[begin SUPPLIED ENTRIES]
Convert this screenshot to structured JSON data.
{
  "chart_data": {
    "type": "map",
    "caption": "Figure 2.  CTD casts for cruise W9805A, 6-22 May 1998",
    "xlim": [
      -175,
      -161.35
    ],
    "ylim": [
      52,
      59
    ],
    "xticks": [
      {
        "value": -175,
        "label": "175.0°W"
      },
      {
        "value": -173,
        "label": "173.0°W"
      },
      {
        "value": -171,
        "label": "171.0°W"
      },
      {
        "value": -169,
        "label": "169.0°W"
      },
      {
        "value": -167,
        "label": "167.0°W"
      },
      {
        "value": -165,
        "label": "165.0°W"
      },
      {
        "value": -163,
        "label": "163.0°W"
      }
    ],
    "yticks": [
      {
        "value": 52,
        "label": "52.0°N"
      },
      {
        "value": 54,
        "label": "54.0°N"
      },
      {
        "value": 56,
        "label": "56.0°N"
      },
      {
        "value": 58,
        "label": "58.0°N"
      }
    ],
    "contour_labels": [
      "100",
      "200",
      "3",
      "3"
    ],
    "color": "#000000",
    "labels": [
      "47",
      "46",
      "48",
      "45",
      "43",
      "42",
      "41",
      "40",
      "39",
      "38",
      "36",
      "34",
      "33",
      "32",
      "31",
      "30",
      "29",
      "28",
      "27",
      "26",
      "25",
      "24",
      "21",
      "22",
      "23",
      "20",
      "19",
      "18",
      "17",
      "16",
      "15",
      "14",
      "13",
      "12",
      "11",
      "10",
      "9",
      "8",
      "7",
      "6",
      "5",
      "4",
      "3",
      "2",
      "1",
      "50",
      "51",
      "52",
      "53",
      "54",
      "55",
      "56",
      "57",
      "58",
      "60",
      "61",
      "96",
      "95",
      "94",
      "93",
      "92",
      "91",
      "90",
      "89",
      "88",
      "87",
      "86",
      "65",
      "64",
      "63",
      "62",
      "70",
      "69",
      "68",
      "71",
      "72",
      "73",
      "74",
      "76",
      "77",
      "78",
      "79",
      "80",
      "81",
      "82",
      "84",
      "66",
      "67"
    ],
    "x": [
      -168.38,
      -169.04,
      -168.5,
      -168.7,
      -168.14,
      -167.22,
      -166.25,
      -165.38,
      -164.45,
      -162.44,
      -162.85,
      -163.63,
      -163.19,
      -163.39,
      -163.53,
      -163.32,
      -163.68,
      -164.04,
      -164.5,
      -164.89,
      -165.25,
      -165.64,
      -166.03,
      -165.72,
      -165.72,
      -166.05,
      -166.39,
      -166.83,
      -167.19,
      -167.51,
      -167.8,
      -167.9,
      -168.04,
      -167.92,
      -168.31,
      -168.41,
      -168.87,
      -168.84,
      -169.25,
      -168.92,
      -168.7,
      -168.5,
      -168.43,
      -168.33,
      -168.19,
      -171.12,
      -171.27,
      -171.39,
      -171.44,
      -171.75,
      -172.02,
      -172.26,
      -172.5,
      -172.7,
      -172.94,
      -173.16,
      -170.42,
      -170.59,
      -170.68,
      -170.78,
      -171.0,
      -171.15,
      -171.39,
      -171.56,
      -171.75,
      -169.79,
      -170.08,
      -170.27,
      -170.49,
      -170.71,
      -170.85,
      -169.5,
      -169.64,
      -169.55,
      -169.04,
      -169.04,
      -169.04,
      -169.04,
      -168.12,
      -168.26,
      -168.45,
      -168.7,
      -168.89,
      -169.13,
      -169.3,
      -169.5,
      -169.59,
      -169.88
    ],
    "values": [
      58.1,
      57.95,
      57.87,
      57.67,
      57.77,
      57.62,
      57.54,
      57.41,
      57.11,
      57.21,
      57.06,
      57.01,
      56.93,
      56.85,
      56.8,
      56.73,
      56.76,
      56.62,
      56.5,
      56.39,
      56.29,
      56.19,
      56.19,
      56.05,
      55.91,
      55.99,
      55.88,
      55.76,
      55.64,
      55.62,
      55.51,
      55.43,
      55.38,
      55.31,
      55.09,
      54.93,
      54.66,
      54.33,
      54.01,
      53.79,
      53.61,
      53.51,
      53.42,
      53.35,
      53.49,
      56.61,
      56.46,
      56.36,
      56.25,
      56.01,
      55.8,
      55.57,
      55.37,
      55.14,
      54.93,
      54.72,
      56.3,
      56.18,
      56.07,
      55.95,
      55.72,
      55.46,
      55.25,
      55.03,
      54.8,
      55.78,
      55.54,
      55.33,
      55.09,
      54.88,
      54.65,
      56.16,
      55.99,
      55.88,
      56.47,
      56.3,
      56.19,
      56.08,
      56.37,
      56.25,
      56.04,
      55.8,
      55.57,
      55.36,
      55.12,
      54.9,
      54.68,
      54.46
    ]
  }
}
[end SUPPLIED ENTRIES]
AIM: Set all of the entries down again, exactly as they were given.

OUTPUT BELOW:
Convert this screenshot to structured JSON data.
{
  "chart_data": {
    "type": "map",
    "caption": "Figure 2.  CTD casts for cruise W9805A, 6-22 May 1998",
    "xlim": [
      -175,
      -161.35
    ],
    "ylim": [
      52,
      59
    ],
    "xticks": [
      {
        "value": -175,
        "label": "175.0°W"
      },
      {
        "value": -173,
        "label": "173.0°W"
      },
      {
        "value": -171,
        "label": "171.0°W"
      },
      {
        "value": -169,
        "label": "169.0°W"
      },
      {
        "value": -167,
        "label": "167.0°W"
      },
      {
        "value": -165,
        "label": "165.0°W"
      },
      {
        "value": -163,
        "label": "163.0°W"
      }
    ],
    "yticks": [
      {
        "value": 52,
        "label": "52.0°N"
      },
      {
        "value": 54,
        "label": "54.0°N"
      },
      {
        "value": 56,
        "label": "56.0°N"
      },
      {
        "value": 58,
        "label": "58.0°N"
      }
    ],
    "contour_labels": [
      "100",
      "200",
      "3",
      "3"
    ],
    "color": "#000000",
    "labels": [
      "47",
      "46",
      "48",
      "45",
      "43",
      "42",
      "41",
      "40",
      "39",
      "38",
      "36",
      "34",
      "33",
      "32",
      "31",
      "30",
      "29",
      "28",
      "27",
      "26",
      "25",
      "24",
      "21",
      "22",
      "23",
      "20",
      "19",
      "18",
      "17",
      "16",
      "15",
      "14",
      "13",
      "12",
      "11",
      "10",
      "9",
      "8",
      "7",
      "6",
      "5",
      "4",
      "3",
      "2",
      "1",
      "50",
      "51",
      "52",
      "53",
      "54",
      "55",
      "56",
      "57",
      "58",
      "60",
      "61",
      "96",
      "95",
      "94",
      "93",
      "92",
      "91",
      "90",
      "89",
      "88",
      "87",
      "86",
      "65",
      "64",
      "63",
      "62",
      "70",
      "69",
      "68",
      "71",
      "72",
      "73",
      "74",
      "76",
      "77",
      "78",
      "79",
      "80",
      "81",
      "82",
      "84",
      "66",
      "67"
    ],
    "x": [
      -168.38,
      -169.04,
      -168.5,
      -168.7,
      -168.14,
      -167.22,
      -166.25,
      -165.38,
      -164.45,
      -162.44,
      -162.85,
      -163.63,
      -163.19,
      -163.39,
      -163.53,
      -163.32,
      -163.68,
      -164.04,
      -164.5,
      -164.89,
      -165.25,
      -165.64,
      -166.03,
      -165.72,
      -165.72,
      -166.05,
      -166.39,
      -166.83,
      -167.19,
      -167.51,
      -167.8,
      -167.9,
      -168.04,
      -167.92,
      -168.31,
      -168.41,
      -168.87,
      -168.84,
      -169.25,
      -168.92,
      -168.7,
      -168.5,
      -168.43,
      -168.33,
      -168.19,
      -171.12,
      -171.27,
      -171.39,
      -171.44,
      -171.75,
      -172.02,
      -172.26,
      -172.5,
      -172.7,
      -172.94,
      -173.16,
      -170.42,
      -170.59,
      -170.68,
      -170.78,
      -171.0,
      -171.15,
      -171.39,
      -171.56,
      -171.75,
      -169.79,
      -170.08,
      -170.27,
      -170.49,
      -170.71,
      -170.85,
      -169.5,
      -169.64,
      -169.55,
      -169.04,
      -169.04,
      -169.04,
      -169.04,
      -168.12,
      -168.26,
      -168.45,
      -168.7,
      -168.89,
      -169.13,
      -169.3,
      -169.5,
      -169.59,
      -169.88
    ],
    "values": [
      58.1,
      57.95,
      57.87,
      57.67,
      57.77,
      57.62,
      57.54,
      57.41,
      57.11,
      57.21,
      57.06,
      57.01,
      56.93,
      56.85,
      56.8,
      56.73,
      56.76,
      56.62,
      56.5,
      56.39,
      56.29,
      56.19,
      56.19,
      56.05,
      55.91,
      55.99,
      55.88,
      55.76,
      55.64,
      55.62,
      55.51,
      55.43,
      55.38,
      55.31,
      55.09,
      54.93,
      54.66,
      54.33,
      54.01,
      53.79,
      53.61,
      53.51,
      53.42,
      53.35,
      53.49,
      56.61,
      56.46,
      56.36,
      56.25,
      56.01,
      55.8,
      55.57,
      55.37,
      55.14,
      54.93,
      54.72,
      56.3,
      56.18,
      56.07,
      55.95,
      55.72,
      55.46,
      55.25,
      55.03,
      54.8,
      55.78,
      55.54,
      55.33,
      55.09,
      54.88,
      54.65,
      56.16,
      55.99,
      55.88,
      56.47,
      56.3,
      56.19,
      56.08,
      56.37,
      56.25,
      56.04,
      55.8,
      55.57,
      55.36,
      55.12,
      54.9,
      54.68,
      54.46
    ]
  }
}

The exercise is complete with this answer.